- [THE PROBLEM]:
Reproduce the data starting at its first line and ending at the line that contains "cancel-installer-button[interactable]: Cancel <box>418", including both of those lines.

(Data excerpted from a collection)
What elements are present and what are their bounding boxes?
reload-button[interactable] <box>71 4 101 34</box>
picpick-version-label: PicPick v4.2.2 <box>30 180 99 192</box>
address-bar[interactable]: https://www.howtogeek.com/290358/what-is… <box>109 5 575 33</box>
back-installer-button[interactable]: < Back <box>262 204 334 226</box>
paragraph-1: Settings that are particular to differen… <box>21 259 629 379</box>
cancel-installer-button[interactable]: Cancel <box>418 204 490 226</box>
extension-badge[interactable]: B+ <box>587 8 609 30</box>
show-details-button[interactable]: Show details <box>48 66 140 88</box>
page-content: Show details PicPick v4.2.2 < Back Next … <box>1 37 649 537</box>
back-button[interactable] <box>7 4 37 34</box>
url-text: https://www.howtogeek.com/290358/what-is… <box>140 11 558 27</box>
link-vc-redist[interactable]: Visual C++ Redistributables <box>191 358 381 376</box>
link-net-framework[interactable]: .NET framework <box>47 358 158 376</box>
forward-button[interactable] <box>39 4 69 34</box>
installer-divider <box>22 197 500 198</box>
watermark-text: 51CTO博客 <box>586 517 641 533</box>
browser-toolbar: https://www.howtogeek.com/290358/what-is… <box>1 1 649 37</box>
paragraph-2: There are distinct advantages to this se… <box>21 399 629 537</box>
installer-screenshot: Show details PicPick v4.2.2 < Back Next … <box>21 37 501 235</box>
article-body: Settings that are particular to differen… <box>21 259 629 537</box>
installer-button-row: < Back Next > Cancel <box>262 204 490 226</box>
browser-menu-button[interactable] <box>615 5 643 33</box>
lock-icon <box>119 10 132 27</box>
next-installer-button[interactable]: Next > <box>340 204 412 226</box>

- [THE REPLY]:
What elements are present and what are their bounding boxes?
reload-button[interactable] <box>71 4 101 34</box>
picpick-version-label: PicPick v4.2.2 <box>30 180 99 192</box>
address-bar[interactable]: https://www.howtogeek.com/290358/what-is… <box>109 5 575 33</box>
back-installer-button[interactable]: < Back <box>262 204 334 226</box>
paragraph-1: Settings that are particular to differen… <box>21 259 629 379</box>
cancel-installer-button[interactable]: Cancel <box>418 204 490 226</box>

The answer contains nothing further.